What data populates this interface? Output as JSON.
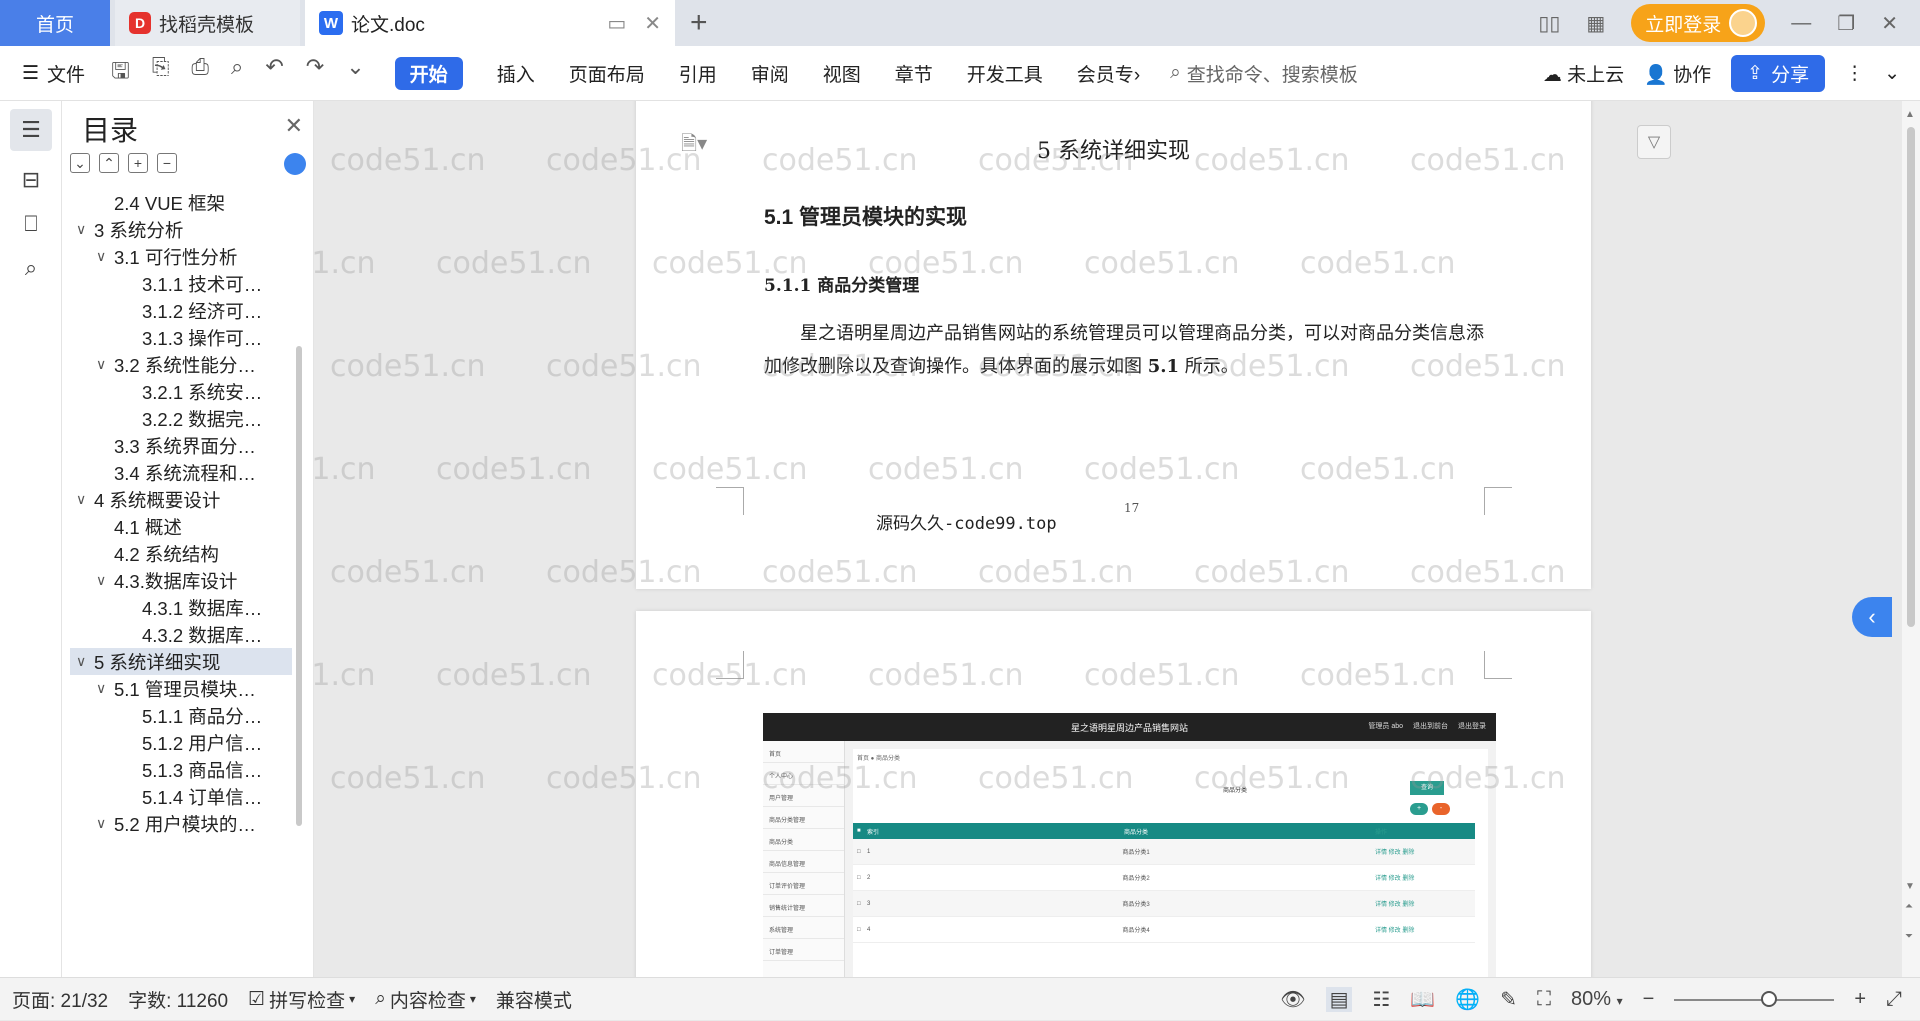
{
  "tabs": {
    "home": "首页",
    "templates": "找稻壳模板",
    "templates_logo": "D",
    "doc": "论文.doc",
    "doc_logo": "W",
    "new_tab": "+"
  },
  "window": {
    "login": "立即登录"
  },
  "toolbar": {
    "file": "文件",
    "start": "开始",
    "items": [
      "插入",
      "页面布局",
      "引用",
      "审阅",
      "视图",
      "章节",
      "开发工具",
      "会员专"
    ],
    "search_placeholder": "查找命令、搜索模板",
    "cloud": "未上云",
    "collab": "协作",
    "share": "分享"
  },
  "toc": {
    "title": "目录",
    "items": [
      {
        "label": "2.4 VUE 框架",
        "level": 2,
        "arrow": ""
      },
      {
        "label": "3 系统分析",
        "level": 1,
        "arrow": "∨"
      },
      {
        "label": "3.1 可行性分析",
        "level": 2,
        "arrow": "∨"
      },
      {
        "label": "3.1.1 技术可…",
        "level": 3,
        "arrow": ""
      },
      {
        "label": "3.1.2 经济可…",
        "level": 3,
        "arrow": ""
      },
      {
        "label": "3.1.3 操作可…",
        "level": 3,
        "arrow": ""
      },
      {
        "label": "3.2 系统性能分…",
        "level": 2,
        "arrow": "∨"
      },
      {
        "label": "3.2.1 系统安…",
        "level": 3,
        "arrow": ""
      },
      {
        "label": "3.2.2 数据完…",
        "level": 3,
        "arrow": ""
      },
      {
        "label": "3.3 系统界面分…",
        "level": 2,
        "arrow": ""
      },
      {
        "label": "3.4 系统流程和…",
        "level": 2,
        "arrow": ""
      },
      {
        "label": "4 系统概要设计",
        "level": 1,
        "arrow": "∨"
      },
      {
        "label": "4.1 概述",
        "level": 2,
        "arrow": ""
      },
      {
        "label": "4.2 系统结构",
        "level": 2,
        "arrow": ""
      },
      {
        "label": "4.3.数据库设计",
        "level": 2,
        "arrow": "∨"
      },
      {
        "label": "4.3.1 数据库…",
        "level": 3,
        "arrow": ""
      },
      {
        "label": "4.3.2 数据库…",
        "level": 3,
        "arrow": ""
      },
      {
        "label": "5 系统详细实现",
        "level": 1,
        "arrow": "∨",
        "active": true
      },
      {
        "label": "5.1 管理员模块…",
        "level": 2,
        "arrow": "∨"
      },
      {
        "label": "5.1.1 商品分…",
        "level": 3,
        "arrow": ""
      },
      {
        "label": "5.1.2 用户信…",
        "level": 3,
        "arrow": ""
      },
      {
        "label": "5.1.3 商品信…",
        "level": 3,
        "arrow": ""
      },
      {
        "label": "5.1.4 订单信…",
        "level": 3,
        "arrow": ""
      },
      {
        "label": "5.2 用户模块的…",
        "level": 2,
        "arrow": "∨"
      }
    ]
  },
  "doc": {
    "h1": "5 系统详细实现",
    "h2": "5.1  管理员模块的实现",
    "h3": "5.1.1  商品分类管理",
    "para_1": "星之语明星周边产品销售网站的系统管理员可以管理商品分类，可以对商品分类信息添加修改删除以及查询操作。具体界面的展示如图",
    "para_fig": "5.1",
    "para_2": "所示。",
    "footer": "源码久久-code99.top",
    "page_num": "17"
  },
  "screenshot": {
    "title": "星之语明星周边产品销售网站",
    "links": [
      "管理员 abo",
      "退出到前台",
      "退出登录"
    ],
    "side": [
      "首页",
      "个人中心",
      "用户管理",
      "商品分类管理",
      "商品分类",
      "商品信息管理",
      "订单评价管理",
      "销售统计管理",
      "系统管理",
      "订单管理"
    ],
    "crumb": "首页 ● 商品分类",
    "search_label": "商品分类",
    "search_btn": "查询",
    "add_btn": "+",
    "del_btn": "-",
    "headers": [
      "索引",
      "商品分类",
      "操作"
    ],
    "rows": [
      {
        "idx": "1",
        "name": "商品分类1",
        "ops": "详情 修改 删除"
      },
      {
        "idx": "2",
        "name": "商品分类2",
        "ops": "详情 修改 删除"
      },
      {
        "idx": "3",
        "name": "商品分类3",
        "ops": "详情 修改 删除"
      },
      {
        "idx": "4",
        "name": "商品分类4",
        "ops": "详情 修改 删除"
      }
    ]
  },
  "watermark": "code51.cn",
  "status": {
    "page": "页面: 21/32",
    "words": "字数: 11260",
    "spell": "拼写检查",
    "content": "内容检查",
    "compat": "兼容模式",
    "zoom": "80%",
    "zoom_level": 0.6
  }
}
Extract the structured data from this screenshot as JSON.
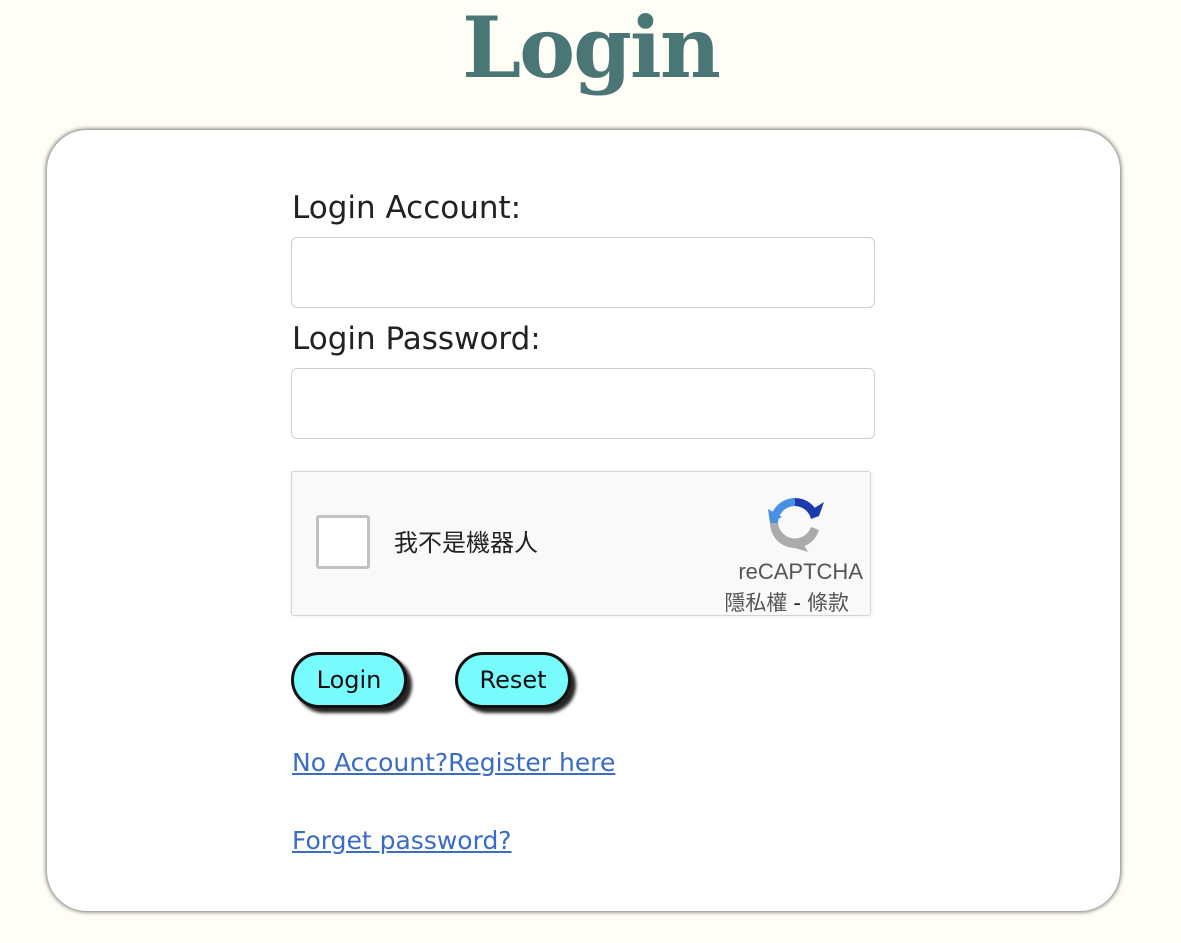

GOAL
Return all of the entries word for word, but omit the pictures.

FINAL ANSWER
What data populates this interface? Output as JSON.
{
  "tabs": {
    "home": "首页",
    "templates": "找稻壳模板",
    "templates_logo": "D",
    "doc": "论文.doc",
    "doc_logo": "W",
    "new_tab": "+"
  },
  "window": {
    "login": "立即登录"
  },
  "toolbar": {
    "file": "文件",
    "start": "开始",
    "items": [
      "插入",
      "页面布局",
      "引用",
      "审阅",
      "视图",
      "章节",
      "开发工具",
      "会员专"
    ],
    "search_placeholder": "查找命令、搜索模板",
    "cloud": "未上云",
    "collab": "协作",
    "share": "分享"
  },
  "toc": {
    "title": "目录",
    "items": [
      {
        "label": "2.4 VUE 框架",
        "level": 2,
        "arrow": ""
      },
      {
        "label": "3 系统分析",
        "level": 1,
        "arrow": "∨"
      },
      {
        "label": "3.1 可行性分析",
        "level": 2,
        "arrow": "∨"
      },
      {
        "label": "3.1.1 技术可…",
        "level": 3,
        "arrow": ""
      },
      {
        "label": "3.1.2 经济可…",
        "level": 3,
        "arrow": ""
      },
      {
        "label": "3.1.3 操作可…",
        "level": 3,
        "arrow": ""
      },
      {
        "label": "3.2 系统性能分…",
        "level": 2,
        "arrow": "∨"
      },
      {
        "label": "3.2.1 系统安…",
        "level": 3,
        "arrow": ""
      },
      {
        "label": "3.2.2 数据完…",
        "level": 3,
        "arrow": ""
      },
      {
        "label": "3.3 系统界面分…",
        "level": 2,
        "arrow": ""
      },
      {
        "label": "3.4 系统流程和…",
        "level": 2,
        "arrow": ""
      },
      {
        "label": "4 系统概要设计",
        "level": 1,
        "arrow": "∨"
      },
      {
        "label": "4.1 概述",
        "level": 2,
        "arrow": ""
      },
      {
        "label": "4.2 系统结构",
        "level": 2,
        "arrow": ""
      },
      {
        "label": "4.3.数据库设计",
        "level": 2,
        "arrow": "∨"
      },
      {
        "label": "4.3.1 数据库…",
        "level": 3,
        "arrow": ""
      },
      {
        "label": "4.3.2 数据库…",
        "level": 3,
        "arrow": ""
      },
      {
        "label": "5 系统详细实现",
        "level": 1,
        "arrow": "∨",
        "active": true
      },
      {
        "label": "5.1 管理员模块…",
        "level": 2,
        "arrow": "∨"
      },
      {
        "label": "5.1.1 商品分…",
        "level": 3,
        "arrow": ""
      },
      {
        "label": "5.1.2 用户信…",
        "level": 3,
        "arrow": ""
      },
      {
        "label": "5.1.3 商品信…",
        "level": 3,
        "arrow": ""
      },
      {
        "label": "5.1.4 订单信…",
        "level": 3,
        "arrow": ""
      },
      {
        "label": "5.2 用户模块的…",
        "level": 2,
        "arrow": "∨"
      }
    ]
  },
  "doc": {
    "h1": "5 系统详细实现",
    "h2": "5.1  管理员模块的实现",
    "h3": "5.1.1  商品分类管理",
    "para_1": "星之语明星周边产品销售网站的系统管理员可以管理商品分类，可以对商品分类信息添加修改删除以及查询操作。具体界面的展示如图",
    "para_fig": "5.1",
    "para_2": "所示。",
    "footer": "源码久久-code99.top",
    "page_num": "17"
  },
  "screenshot": {
    "title": "星之语明星周边产品销售网站",
    "links": [
      "管理员 abo",
      "退出到前台",
      "退出登录"
    ],
    "side": [
      "首页",
      "个人中心",
      "用户管理",
      "商品分类管理",
      "商品分类",
      "商品信息管理",
      "订单评价管理",
      "销售统计管理",
      "系统管理",
      "订单管理"
    ],
    "crumb": "首页 ● 商品分类",
    "search_label": "商品分类",
    "search_btn": "查询",
    "add_btn": "+",
    "del_btn": "-",
    "headers": [
      "索引",
      "商品分类",
      "操作"
    ],
    "rows": [
      {
        "idx": "1",
        "name": "商品分类1",
        "ops": "详情 修改 删除"
      },
      {
        "idx": "2",
        "name": "商品分类2",
        "ops": "详情 修改 删除"
      },
      {
        "idx": "3",
        "name": "商品分类3",
        "ops": "详情 修改 删除"
      },
      {
        "idx": "4",
        "name": "商品分类4",
        "ops": "详情 修改 删除"
      }
    ]
  },
  "watermark": "code51.cn",
  "status": {
    "page": "页面: 21/32",
    "words": "字数: 11260",
    "spell": "拼写检查",
    "content": "内容检查",
    "compat": "兼容模式",
    "zoom": "80%",
    "zoom_level": 0.6
  }
}
Extract the structured data from this screenshot as JSON.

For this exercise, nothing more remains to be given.